═════ Selected passage ═════
On Fri, Apr 28, 2023 at 02:12:06PM +0800, Yu Kuai wrote:
> Hi,
> 
> 在 2023/04/28 12:51, Tao Su 写道:
> > Kernel hang in blkg_destroy_all() when total blkg greater than
> > BLKG_DESTROY_BATCH_SIZE, because of not removing destroyed blkg in
> > blkg_list. So the size of blkg_list is same after destroying a
> > batch of blkg, and the infinite 'restart' occurs.
> > 
> > Since blkg should stay on the queue list until blkg_free_workfn(),
> > skip destroyed blkg when restart a new round, which will solve this
> > kernel hang issue and satisfy the previous will to restart.
> 
> Please add a fix tag:
> 
> Fixes: f1c006f1c685 ("blk-cgroup: synchronize pd_free_fn() from
> blkg_free_workfn() and blkcg_deactivate_policy()")
> > 
> > Reported-by: Xiangfei Ma <xiangfeix.ma@intel.com>
> > Tested-by: Xiangfei Ma <xiangfeix.ma@intel.com>
> > Tested-by: Farrah Chen <farrah.chen@intel.com>
> > Signed-off-by: Yu Kuai <yukuai1@huaweicloud.com>
> 
> You can remove this tag, and feel free to add:
> 
> Suggested-and-reviewed-by: Yu Kuai <yukuai3@huawei.com>

Got it, thanks!

Tao

> 
> Thanks,
> Kuai
> > Signed-off-by: Tao Su <tao1.su@linux.intel.com>
> > ---
> > v2:
> > - change 'directly remove destroyed blkg' to 'skip destroyed blkg'
> > 
> > v1:
> > - https://lore.kernel.org/all/20230425075911.839539-1-tao1.su@linux.intel.com/
> > 
> >   block/blk-cgroup.c | 3 +++
> >   1 file changed, 3 insertions(+)
═════ Extracted data ═════
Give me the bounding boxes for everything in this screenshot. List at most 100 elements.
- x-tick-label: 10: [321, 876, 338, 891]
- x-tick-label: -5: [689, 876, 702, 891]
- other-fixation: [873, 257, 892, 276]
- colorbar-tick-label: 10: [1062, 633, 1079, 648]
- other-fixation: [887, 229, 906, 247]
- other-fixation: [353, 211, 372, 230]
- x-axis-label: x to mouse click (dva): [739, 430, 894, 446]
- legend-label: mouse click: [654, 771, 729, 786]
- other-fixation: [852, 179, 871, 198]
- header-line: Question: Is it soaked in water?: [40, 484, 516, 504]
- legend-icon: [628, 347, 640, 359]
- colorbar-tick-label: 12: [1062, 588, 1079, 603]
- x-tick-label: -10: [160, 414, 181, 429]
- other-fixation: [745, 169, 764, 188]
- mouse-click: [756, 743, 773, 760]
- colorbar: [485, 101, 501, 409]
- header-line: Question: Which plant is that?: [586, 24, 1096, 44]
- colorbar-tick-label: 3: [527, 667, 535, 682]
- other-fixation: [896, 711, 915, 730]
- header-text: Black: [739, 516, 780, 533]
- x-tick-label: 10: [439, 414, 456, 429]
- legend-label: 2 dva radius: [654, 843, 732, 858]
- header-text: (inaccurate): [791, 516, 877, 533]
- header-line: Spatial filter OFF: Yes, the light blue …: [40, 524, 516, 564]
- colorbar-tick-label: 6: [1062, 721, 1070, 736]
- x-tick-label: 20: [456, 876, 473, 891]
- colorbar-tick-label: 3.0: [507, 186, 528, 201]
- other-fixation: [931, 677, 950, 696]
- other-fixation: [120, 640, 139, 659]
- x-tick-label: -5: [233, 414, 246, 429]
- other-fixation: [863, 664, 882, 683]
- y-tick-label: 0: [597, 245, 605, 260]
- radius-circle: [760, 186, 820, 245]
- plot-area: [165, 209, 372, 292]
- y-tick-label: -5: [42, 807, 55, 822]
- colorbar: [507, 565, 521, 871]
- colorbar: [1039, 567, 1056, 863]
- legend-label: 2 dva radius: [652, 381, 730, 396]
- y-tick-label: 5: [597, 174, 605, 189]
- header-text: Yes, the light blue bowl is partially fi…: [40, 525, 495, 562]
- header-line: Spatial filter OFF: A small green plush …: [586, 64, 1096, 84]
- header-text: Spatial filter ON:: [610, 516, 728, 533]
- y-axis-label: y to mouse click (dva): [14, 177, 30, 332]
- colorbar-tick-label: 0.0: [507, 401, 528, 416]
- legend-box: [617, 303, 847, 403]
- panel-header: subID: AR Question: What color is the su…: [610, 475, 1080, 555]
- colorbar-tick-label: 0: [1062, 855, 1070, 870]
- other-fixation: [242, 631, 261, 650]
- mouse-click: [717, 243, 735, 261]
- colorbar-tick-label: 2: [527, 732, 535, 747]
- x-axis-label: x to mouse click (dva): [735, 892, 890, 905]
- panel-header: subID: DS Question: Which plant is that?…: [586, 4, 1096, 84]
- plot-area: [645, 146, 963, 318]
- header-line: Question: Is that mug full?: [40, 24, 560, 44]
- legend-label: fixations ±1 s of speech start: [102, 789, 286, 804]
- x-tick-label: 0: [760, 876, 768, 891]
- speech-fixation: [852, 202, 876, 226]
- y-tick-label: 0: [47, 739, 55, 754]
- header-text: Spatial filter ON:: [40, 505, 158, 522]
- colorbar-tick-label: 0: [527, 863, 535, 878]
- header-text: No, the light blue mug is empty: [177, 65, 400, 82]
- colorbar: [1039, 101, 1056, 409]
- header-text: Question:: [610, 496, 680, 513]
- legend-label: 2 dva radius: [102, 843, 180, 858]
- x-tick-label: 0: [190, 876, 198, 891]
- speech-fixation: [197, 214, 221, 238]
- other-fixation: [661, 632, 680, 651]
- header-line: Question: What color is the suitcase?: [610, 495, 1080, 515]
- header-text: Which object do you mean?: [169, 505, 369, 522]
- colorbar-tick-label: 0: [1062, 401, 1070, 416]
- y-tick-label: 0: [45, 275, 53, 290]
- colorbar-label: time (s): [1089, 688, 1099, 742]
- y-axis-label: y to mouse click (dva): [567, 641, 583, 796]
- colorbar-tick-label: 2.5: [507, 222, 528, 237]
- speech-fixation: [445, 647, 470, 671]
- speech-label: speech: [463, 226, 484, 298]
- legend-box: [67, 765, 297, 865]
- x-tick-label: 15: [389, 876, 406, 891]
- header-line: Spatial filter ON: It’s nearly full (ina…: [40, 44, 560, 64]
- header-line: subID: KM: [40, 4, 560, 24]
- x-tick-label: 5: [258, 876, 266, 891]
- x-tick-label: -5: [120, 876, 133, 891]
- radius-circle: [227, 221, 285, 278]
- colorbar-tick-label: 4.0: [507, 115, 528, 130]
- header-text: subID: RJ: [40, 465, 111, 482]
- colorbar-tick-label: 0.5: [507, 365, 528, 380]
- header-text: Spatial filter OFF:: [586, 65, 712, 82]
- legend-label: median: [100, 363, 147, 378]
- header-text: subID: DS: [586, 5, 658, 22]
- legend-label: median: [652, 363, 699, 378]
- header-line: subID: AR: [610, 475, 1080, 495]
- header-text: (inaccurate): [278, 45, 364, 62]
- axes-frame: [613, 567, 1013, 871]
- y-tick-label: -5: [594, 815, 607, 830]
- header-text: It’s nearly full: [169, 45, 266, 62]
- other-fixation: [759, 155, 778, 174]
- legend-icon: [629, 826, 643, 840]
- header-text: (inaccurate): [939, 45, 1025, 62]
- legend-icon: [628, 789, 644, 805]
═════
Reproduce the patch discussion between "On Fri, Apr" and "infinite 'restart' occurs.", inclusive, changing "infinite" to "endless". These entries were taken from a different source than the patch discussion.

On Fri, Apr 28, 2023 at 02:12:06PM +0800, Yu Kuai wrote:
> Hi,
> 
> 在 2023/04/28 12:51, Tao Su 写道:
> > Kernel hang in blkg_destroy_all() when total blkg greater than
> > BLKG_DESTROY_BATCH_SIZE, because of not removing destroyed blkg in
> > blkg_list. So the size of blkg_list is same after destroying a
> > batch of blkg, and the endless 'restart' occurs.